## Begin Record set

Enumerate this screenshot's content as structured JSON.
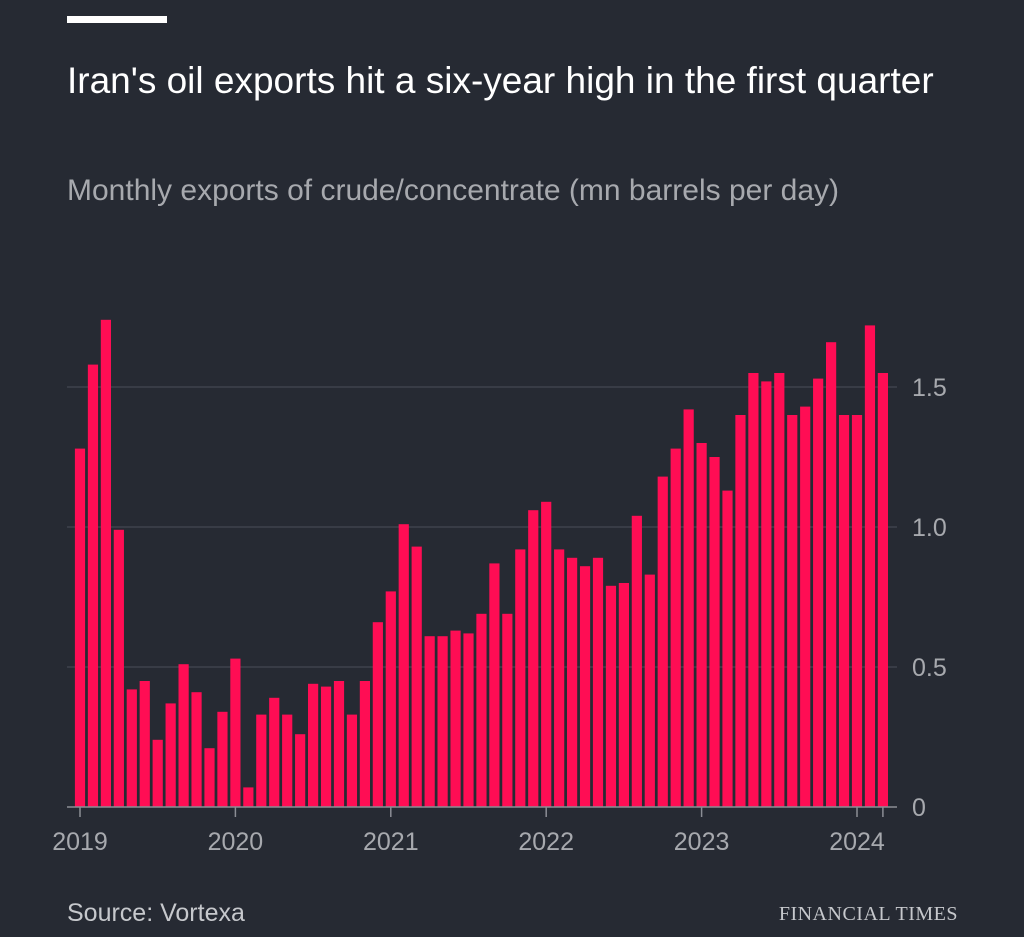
{
  "header": {
    "title": "Iran's oil exports hit a six-year high in the first quarter",
    "subtitle": "Monthly exports of crude/concentrate (mn barrels per day)"
  },
  "footer": {
    "source": "Source: Vortexa",
    "brand": "FINANCIAL TIMES"
  },
  "colors": {
    "background": "#262a33",
    "bar": "#ff0d54",
    "grid": "#4b4f58",
    "axis": "#8b8e95",
    "text_muted": "#a7a9ae"
  },
  "chart_data": {
    "type": "bar",
    "title": "Iran's oil exports hit a six-year high in the first quarter",
    "subtitle": "Monthly exports of crude/concentrate (mn barrels per day)",
    "xlabel": "",
    "ylabel": "",
    "ylim": [
      0,
      1.75
    ],
    "y_ticks": [
      0,
      0.5,
      1.0,
      1.5
    ],
    "y_tick_labels": [
      "0",
      "0.5",
      "1.0",
      "1.5"
    ],
    "y_axis_side": "right",
    "grid": true,
    "x_tick_labels": [
      "2019",
      "2020",
      "2021",
      "2022",
      "2023",
      "2024"
    ],
    "x_tick_positions": [
      0,
      12,
      24,
      36,
      48,
      60
    ],
    "categories": [
      "2019-01",
      "2019-02",
      "2019-03",
      "2019-04",
      "2019-05",
      "2019-06",
      "2019-07",
      "2019-08",
      "2019-09",
      "2019-10",
      "2019-11",
      "2019-12",
      "2020-01",
      "2020-02",
      "2020-03",
      "2020-04",
      "2020-05",
      "2020-06",
      "2020-07",
      "2020-08",
      "2020-09",
      "2020-10",
      "2020-11",
      "2020-12",
      "2021-01",
      "2021-02",
      "2021-03",
      "2021-04",
      "2021-05",
      "2021-06",
      "2021-07",
      "2021-08",
      "2021-09",
      "2021-10",
      "2021-11",
      "2021-12",
      "2022-01",
      "2022-02",
      "2022-03",
      "2022-04",
      "2022-05",
      "2022-06",
      "2022-07",
      "2022-08",
      "2022-09",
      "2022-10",
      "2022-11",
      "2022-12",
      "2023-01",
      "2023-02",
      "2023-03",
      "2023-04",
      "2023-05",
      "2023-06",
      "2023-07",
      "2023-08",
      "2023-09",
      "2023-10",
      "2023-11",
      "2023-12",
      "2024-01",
      "2024-02",
      "2024-03"
    ],
    "values": [
      1.28,
      1.58,
      1.74,
      0.99,
      0.42,
      0.45,
      0.24,
      0.37,
      0.51,
      0.41,
      0.21,
      0.34,
      0.53,
      0.07,
      0.33,
      0.39,
      0.33,
      0.26,
      0.44,
      0.43,
      0.45,
      0.33,
      0.45,
      0.66,
      0.77,
      1.01,
      0.93,
      0.61,
      0.61,
      0.63,
      0.62,
      0.69,
      0.87,
      0.69,
      0.92,
      1.06,
      1.09,
      0.92,
      0.89,
      0.86,
      0.89,
      0.79,
      0.8,
      1.04,
      0.83,
      1.18,
      1.28,
      1.42,
      1.3,
      1.25,
      1.13,
      1.4,
      1.55,
      1.52,
      1.55,
      1.4,
      1.43,
      1.53,
      1.66,
      1.4,
      1.4,
      1.72,
      1.55
    ]
  }
}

## End Record set

== What the task asks ==
From the material above, count the lines that include "subtitle" and give only the total.

== Response to the task ==
2